> _Stored records_:
┌────────

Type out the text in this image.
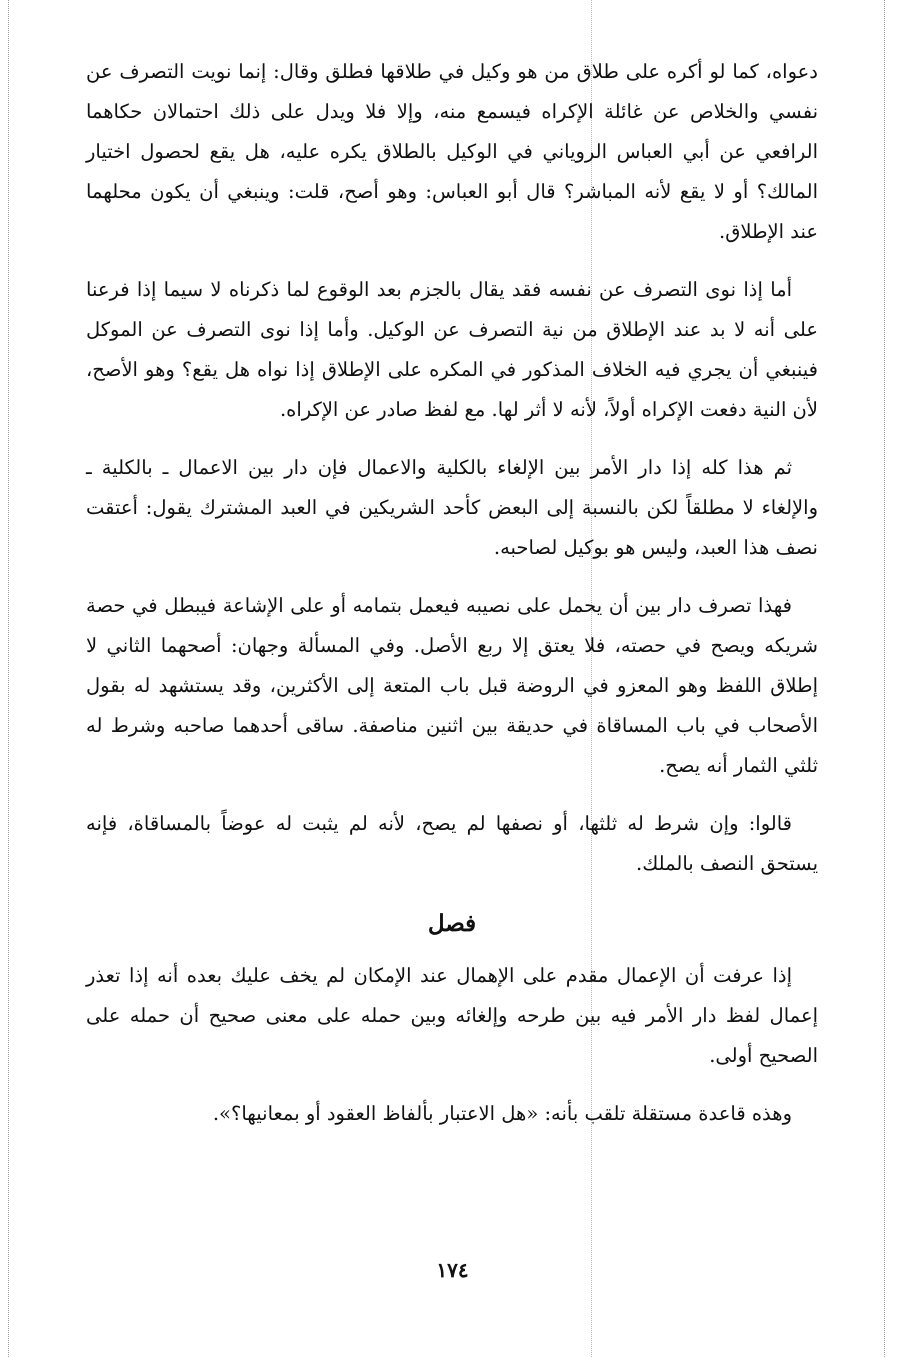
دعواه، كما لو أكره على طلاق من هو وكيل في طلاقها فطلق وقال: إنما نويت التصرف عن نفسي والخلاص عن غائلة الإكراه فيسمع منه، وإلا فلا ويدل على ذلك احتمالان حكاهما الرافعي عن أبي العباس الروياني في الوكيل بالطلاق يكره عليه، هل يقع لحصول اختيار المالك؟ أو لا يقع لأنه المباشر؟ قال أبو العباس: وهو أصح، قلت: وينبغي أن يكون محلهما عند الإطلاق.

أما إذا نوى التصرف عن نفسه فقد يقال بالجزم بعد الوقوع لما ذكرناه لا سيما إذا فرعنا على أنه لا بد عند الإطلاق من نية التصرف عن الوكيل. وأما إذا نوى التصرف عن الموكل فينبغي أن يجري فيه الخلاف المذكور في المكره على الإطلاق إذا نواه هل يقع؟ وهو الأصح، لأن النية دفعت الإكراه أولاً، لأنه لا أثر لها. مع لفظ صادر عن الإكراه.

ثم هذا كله إذا دار الأمر بين الإلغاء بالكلية والاعمال فإن دار بين الاعمال ـ بالكلية ـ والإلغاء لا مطلقاً لكن بالنسبة إلى البعض كأحد الشريكين في العبد المشترك يقول: أعتقت نصف هذا العبد، وليس هو بوكيل لصاحبه.

فهذا تصرف دار بين أن يحمل على نصيبه فيعمل بتمامه أو على الإشاعة فيبطل في حصة شريكه ويصح في حصته، فلا يعتق إلا ربع الأصل. وفي المسألة وجهان: أصحهما الثاني لا إطلاق اللفظ وهو المعزو في الروضة قبل باب المتعة إلى الأكثرين، وقد يستشهد له بقول الأصحاب في باب المساقاة في حديقة بين اثنين مناصفة. ساقى أحدهما صاحبه وشرط له ثلثي الثمار أنه يصح.

قالوا: وإن شرط له ثلثها، أو نصفها لم يصح، لأنه لم يثبت له عوضاً بالمساقاة، فإنه يستحق النصف بالملك.

فصل

إذا عرفت أن الإعمال مقدم على الإهمال عند الإمكان لم يخف عليك بعده أنه إذا تعذر إعمال لفظ دار الأمر فيه بين طرحه وإلغائه وبين حمله على معنى صحيح أن حمله على الصحيح أولى.

وهذه قاعدة مستقلة تلقب بأنه: «هل الاعتبار بألفاظ العقود أو بمعانيها؟».

١٧٤
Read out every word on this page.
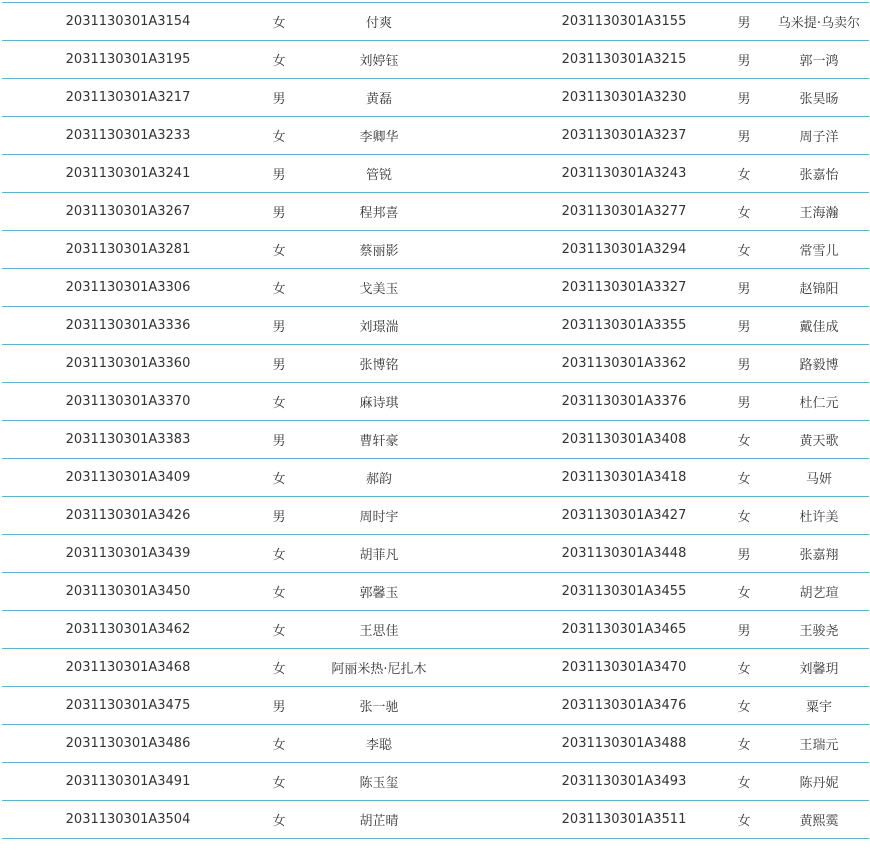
2031130301A3154	女	付爽		2031130301A3155	男	乌米提·乌卖尔
2031130301A3195	女	刘婷钰		2031130301A3215	男	郭一鸿
2031130301A3217	男	黄磊		2031130301A3230	男	张昊旸
2031130301A3233	女	李卿华		2031130301A3237	男	周子洋
2031130301A3241	男	管锐		2031130301A3243	女	张嘉怡
2031130301A3267	男	程邦喜		2031130301A3277	女	王海瀚
2031130301A3281	女	蔡丽影		2031130301A3294	女	常雪儿
2031130301A3306	女	戈美玉		2031130301A3327	男	赵锦阳
2031130301A3336	男	刘璟湍		2031130301A3355	男	戴佳成
2031130301A3360	男	张博铭		2031130301A3362	男	路毅博
2031130301A3370	女	麻诗琪		2031130301A3376	男	杜仁元
2031130301A3383	男	曹轩豪		2031130301A3408	女	黄天歌
2031130301A3409	女	郝韵		2031130301A3418	女	马妍
2031130301A3426	男	周时宇		2031130301A3427	女	杜许美
2031130301A3439	女	胡菲凡		2031130301A3448	男	张嘉翔
2031130301A3450	女	郭馨玉		2031130301A3455	女	胡艺瑄
2031130301A3462	女	王思佳		2031130301A3465	男	王骏尧
2031130301A3468	女	阿丽米热·尼扎木		2031130301A3470	女	刘馨玥
2031130301A3475	男	张一驰		2031130301A3476	女	粟宇
2031130301A3486	女	李聪		2031130301A3488	女	王瑞元
2031130301A3491	女	陈玉玺		2031130301A3493	女	陈丹妮
2031130301A3504	女	胡芷晴		2031130301A3511	女	黄熙霙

└────────

> _Exercise goal_: Find the lines with the string "التصرف" and reproduce them.

> _Full solution_:
دعواه، كما لو أكره على طلاق من هو وكيل في طلاقها فطلق وقال: إنما نويت التصرف عن نفسي والخلاص عن غائلة الإكراه فيسمع منه، وإلا فلا ويدل على ذلك احتمالان حكاهما الرافعي عن أبي العباس الروياني في الوكيل بالطلاق يكره عليه، هل يقع لحصول اختيار المالك؟ أو لا يقع لأنه المباشر؟ قال أبو العباس: وهو أصح، قلت: وينبغي أن يكون محلهما عند الإطلاق.
أما إذا نوى التصرف عن نفسه فقد يقال بالجزم بعد الوقوع لما ذكرناه لا سيما إذا فرعنا على أنه لا بد عند الإطلاق من نية التصرف عن الوكيل. وأما إذا نوى التصرف عن الموكل فينبغي أن يجري فيه الخلاف المذكور في المكره على الإطلاق إذا نواه هل يقع؟ وهو الأصح، لأن النية دفعت الإكراه أولاً، لأنه لا أثر لها. مع لفظ صادر عن الإكراه.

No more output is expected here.